■ **Aim of the task**
Track down each line that has the word "פאסיבית" and copy it.

════════

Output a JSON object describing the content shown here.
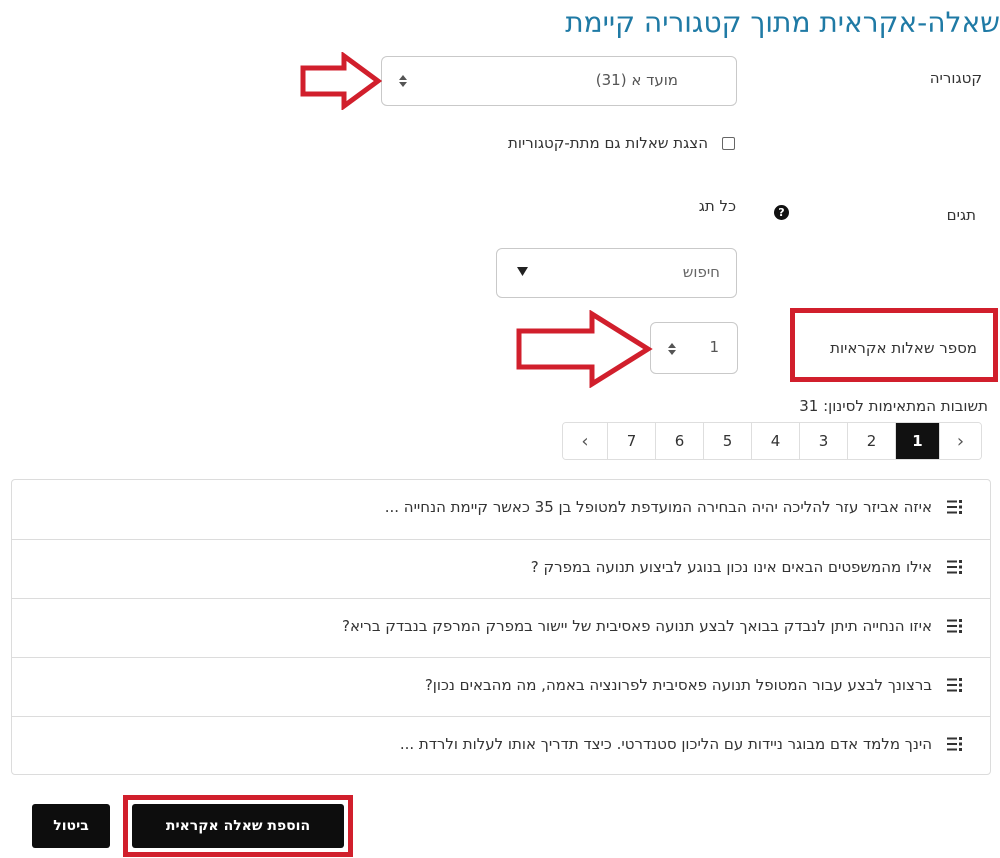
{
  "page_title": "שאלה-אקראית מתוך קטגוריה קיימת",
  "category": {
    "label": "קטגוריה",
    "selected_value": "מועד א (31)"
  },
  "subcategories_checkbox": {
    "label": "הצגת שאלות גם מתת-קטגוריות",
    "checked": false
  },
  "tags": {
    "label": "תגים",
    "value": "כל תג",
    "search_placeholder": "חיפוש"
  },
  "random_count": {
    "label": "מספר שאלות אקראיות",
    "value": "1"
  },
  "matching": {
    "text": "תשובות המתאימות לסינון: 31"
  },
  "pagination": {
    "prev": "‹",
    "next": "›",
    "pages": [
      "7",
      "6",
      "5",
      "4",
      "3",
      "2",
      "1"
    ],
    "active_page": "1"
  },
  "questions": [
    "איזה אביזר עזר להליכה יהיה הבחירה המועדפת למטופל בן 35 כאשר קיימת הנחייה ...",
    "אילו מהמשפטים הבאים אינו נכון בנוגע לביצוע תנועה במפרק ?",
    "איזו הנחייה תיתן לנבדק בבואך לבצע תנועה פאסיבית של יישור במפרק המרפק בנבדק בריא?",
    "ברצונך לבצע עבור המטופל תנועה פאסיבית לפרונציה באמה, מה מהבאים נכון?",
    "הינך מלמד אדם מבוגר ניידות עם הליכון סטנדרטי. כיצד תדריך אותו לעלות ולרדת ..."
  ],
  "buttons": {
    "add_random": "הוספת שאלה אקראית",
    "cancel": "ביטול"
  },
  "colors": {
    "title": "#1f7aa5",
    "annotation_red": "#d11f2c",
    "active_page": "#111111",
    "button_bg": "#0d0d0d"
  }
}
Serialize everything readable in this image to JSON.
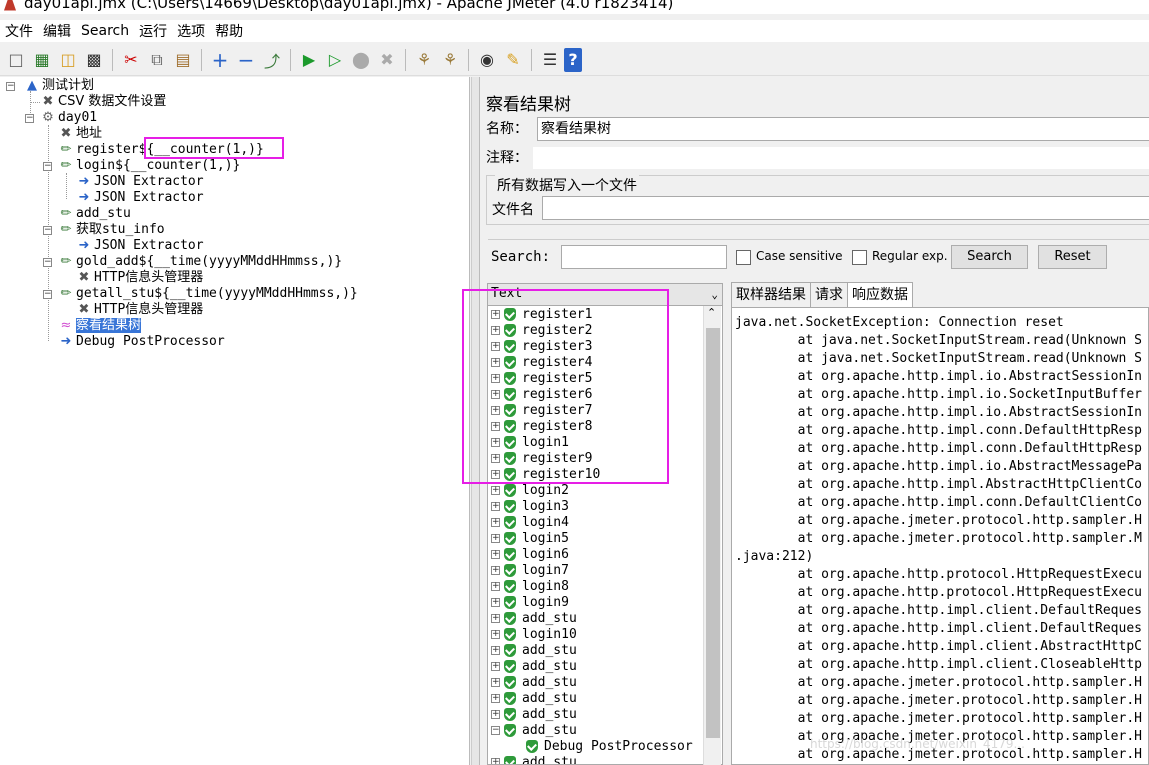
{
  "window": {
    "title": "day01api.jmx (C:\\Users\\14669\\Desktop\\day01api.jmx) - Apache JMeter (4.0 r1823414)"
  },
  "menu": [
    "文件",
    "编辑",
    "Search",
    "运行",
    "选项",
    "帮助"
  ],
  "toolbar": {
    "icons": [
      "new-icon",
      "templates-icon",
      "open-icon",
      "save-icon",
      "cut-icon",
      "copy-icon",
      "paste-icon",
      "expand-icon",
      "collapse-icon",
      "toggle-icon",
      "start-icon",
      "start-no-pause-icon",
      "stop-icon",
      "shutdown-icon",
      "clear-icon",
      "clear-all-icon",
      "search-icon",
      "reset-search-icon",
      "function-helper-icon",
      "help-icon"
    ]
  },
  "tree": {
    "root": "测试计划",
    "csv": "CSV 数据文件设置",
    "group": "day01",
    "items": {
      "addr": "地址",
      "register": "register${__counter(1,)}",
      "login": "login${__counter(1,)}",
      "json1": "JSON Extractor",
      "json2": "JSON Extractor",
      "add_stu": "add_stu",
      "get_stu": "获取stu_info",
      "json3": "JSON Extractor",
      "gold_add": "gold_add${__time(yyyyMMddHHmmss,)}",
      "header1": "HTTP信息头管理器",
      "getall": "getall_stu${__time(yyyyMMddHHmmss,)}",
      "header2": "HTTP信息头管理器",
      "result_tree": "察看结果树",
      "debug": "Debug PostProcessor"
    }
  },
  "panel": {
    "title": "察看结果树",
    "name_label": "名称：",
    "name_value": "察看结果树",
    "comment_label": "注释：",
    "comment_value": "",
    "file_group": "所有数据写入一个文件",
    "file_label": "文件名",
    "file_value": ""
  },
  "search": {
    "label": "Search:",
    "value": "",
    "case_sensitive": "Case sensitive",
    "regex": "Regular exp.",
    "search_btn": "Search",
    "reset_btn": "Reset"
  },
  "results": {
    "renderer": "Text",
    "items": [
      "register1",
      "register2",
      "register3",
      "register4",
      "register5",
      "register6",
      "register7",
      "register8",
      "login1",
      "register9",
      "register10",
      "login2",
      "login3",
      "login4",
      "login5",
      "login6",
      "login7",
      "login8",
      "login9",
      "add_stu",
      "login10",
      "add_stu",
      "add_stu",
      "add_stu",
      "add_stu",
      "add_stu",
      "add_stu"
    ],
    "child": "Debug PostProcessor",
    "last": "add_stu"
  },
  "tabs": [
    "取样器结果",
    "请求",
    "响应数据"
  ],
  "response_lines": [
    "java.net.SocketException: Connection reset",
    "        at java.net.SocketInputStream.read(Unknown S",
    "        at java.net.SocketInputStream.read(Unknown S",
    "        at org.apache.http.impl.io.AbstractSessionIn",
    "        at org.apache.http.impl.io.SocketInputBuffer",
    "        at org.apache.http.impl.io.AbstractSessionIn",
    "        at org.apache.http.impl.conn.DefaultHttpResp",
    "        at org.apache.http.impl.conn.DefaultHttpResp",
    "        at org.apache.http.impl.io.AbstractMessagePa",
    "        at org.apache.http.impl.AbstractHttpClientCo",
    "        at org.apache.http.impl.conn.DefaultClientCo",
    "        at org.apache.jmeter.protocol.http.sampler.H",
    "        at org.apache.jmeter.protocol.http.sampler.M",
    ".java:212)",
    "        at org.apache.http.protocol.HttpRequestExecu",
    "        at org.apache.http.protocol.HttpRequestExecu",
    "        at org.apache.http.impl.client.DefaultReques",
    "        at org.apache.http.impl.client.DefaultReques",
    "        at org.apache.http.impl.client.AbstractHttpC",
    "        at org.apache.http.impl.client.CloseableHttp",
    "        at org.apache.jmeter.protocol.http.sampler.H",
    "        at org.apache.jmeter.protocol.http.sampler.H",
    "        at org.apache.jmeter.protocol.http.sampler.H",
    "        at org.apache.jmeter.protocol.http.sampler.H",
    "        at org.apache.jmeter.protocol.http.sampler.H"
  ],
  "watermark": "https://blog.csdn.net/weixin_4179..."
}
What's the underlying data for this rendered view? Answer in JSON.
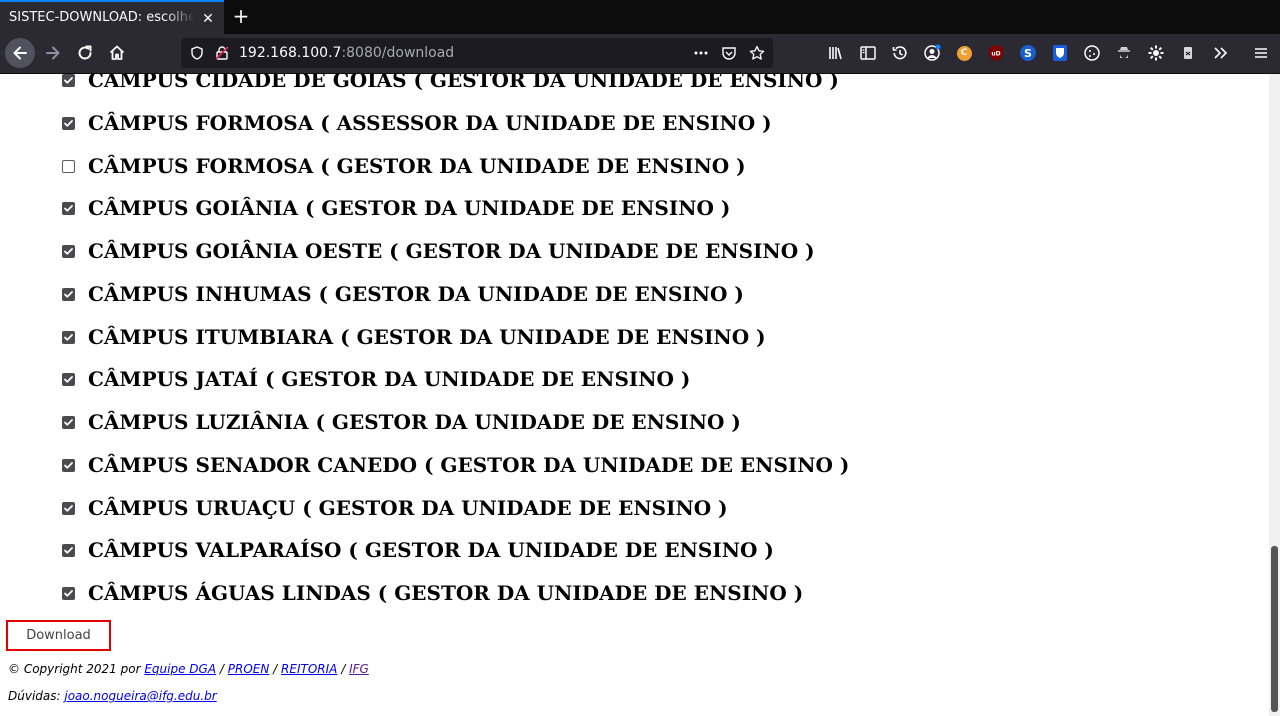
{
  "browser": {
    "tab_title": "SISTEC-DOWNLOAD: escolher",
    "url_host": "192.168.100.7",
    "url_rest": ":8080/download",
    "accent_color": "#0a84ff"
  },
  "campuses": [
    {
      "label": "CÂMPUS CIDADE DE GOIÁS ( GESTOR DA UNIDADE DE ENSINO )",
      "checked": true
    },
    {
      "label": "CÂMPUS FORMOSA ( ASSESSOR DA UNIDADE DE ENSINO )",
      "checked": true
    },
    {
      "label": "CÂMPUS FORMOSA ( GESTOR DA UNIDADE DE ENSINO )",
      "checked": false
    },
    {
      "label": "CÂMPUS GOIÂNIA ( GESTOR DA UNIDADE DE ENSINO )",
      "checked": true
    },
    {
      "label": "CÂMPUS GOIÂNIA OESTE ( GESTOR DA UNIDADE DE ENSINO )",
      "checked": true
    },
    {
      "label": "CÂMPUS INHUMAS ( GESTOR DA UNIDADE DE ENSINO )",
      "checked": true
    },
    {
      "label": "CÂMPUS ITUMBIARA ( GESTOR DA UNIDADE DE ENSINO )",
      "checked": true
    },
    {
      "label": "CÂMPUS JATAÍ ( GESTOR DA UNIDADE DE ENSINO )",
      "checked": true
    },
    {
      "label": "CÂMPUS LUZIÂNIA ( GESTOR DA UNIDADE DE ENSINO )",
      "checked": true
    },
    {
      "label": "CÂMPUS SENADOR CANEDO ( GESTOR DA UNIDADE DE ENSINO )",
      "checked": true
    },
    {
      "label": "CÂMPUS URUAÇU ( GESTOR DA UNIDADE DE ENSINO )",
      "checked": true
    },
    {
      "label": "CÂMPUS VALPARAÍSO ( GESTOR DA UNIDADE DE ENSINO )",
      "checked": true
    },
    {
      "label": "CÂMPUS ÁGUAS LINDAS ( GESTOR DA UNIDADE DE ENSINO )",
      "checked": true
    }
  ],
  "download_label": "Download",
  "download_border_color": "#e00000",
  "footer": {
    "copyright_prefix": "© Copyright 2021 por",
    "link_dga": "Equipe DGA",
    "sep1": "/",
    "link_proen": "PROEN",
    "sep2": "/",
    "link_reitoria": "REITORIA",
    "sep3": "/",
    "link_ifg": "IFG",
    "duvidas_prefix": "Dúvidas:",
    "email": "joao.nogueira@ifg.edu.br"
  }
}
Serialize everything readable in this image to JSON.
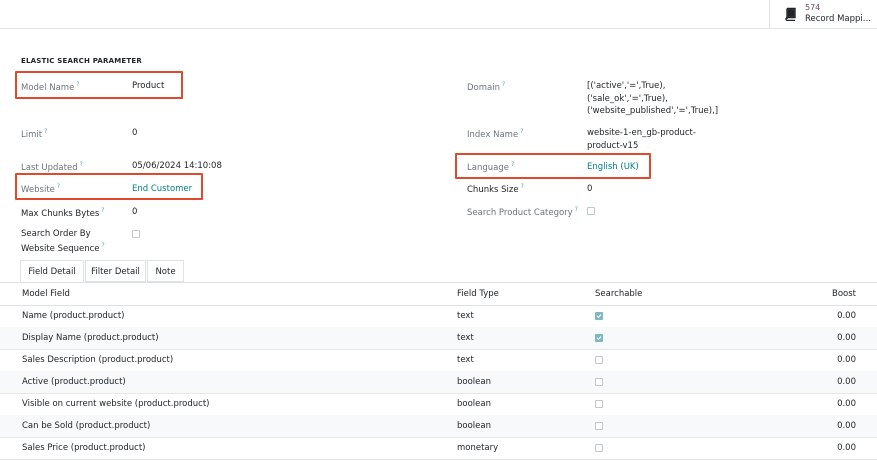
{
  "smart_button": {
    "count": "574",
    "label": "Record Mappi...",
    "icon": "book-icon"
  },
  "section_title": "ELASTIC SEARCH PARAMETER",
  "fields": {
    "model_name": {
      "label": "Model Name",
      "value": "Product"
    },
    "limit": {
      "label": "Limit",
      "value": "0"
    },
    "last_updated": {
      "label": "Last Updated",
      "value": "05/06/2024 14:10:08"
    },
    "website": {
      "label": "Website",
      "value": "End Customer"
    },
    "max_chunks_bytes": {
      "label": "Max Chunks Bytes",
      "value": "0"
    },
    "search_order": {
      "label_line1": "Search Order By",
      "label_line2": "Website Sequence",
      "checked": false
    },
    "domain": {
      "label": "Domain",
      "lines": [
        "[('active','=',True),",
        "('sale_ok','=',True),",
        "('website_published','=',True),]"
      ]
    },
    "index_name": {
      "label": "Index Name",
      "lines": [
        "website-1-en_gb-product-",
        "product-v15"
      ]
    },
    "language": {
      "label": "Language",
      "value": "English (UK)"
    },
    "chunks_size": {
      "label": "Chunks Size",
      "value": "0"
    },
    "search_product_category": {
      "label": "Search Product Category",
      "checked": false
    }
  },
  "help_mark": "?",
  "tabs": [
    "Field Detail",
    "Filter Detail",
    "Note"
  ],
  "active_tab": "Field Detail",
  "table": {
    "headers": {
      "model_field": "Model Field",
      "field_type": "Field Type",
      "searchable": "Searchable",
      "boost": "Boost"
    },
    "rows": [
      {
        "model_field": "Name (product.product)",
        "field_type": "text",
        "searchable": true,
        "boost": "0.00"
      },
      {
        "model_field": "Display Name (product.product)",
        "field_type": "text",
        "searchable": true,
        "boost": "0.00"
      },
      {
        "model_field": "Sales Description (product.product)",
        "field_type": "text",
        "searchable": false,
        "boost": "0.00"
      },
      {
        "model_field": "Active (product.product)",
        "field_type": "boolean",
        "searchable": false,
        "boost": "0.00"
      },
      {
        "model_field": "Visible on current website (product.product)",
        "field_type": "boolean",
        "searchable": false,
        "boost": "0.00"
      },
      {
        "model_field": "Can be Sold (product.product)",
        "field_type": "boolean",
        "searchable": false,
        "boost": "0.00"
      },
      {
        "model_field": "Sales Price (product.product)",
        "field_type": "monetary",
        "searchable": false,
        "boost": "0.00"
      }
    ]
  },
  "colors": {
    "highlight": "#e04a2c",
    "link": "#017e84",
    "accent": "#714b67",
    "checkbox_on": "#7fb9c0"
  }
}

════════

■ **Solution below**
    "איזו הנחייה תיתן לנבדק בבואך לבצע תנועה פאסיבית של יישור במפרק המרפק בנבדק בריא?",
    "ברצונך לבצע עבור המטופל תנועה פאסיבית לפרונציה באמה, מה מהבאים נכון?",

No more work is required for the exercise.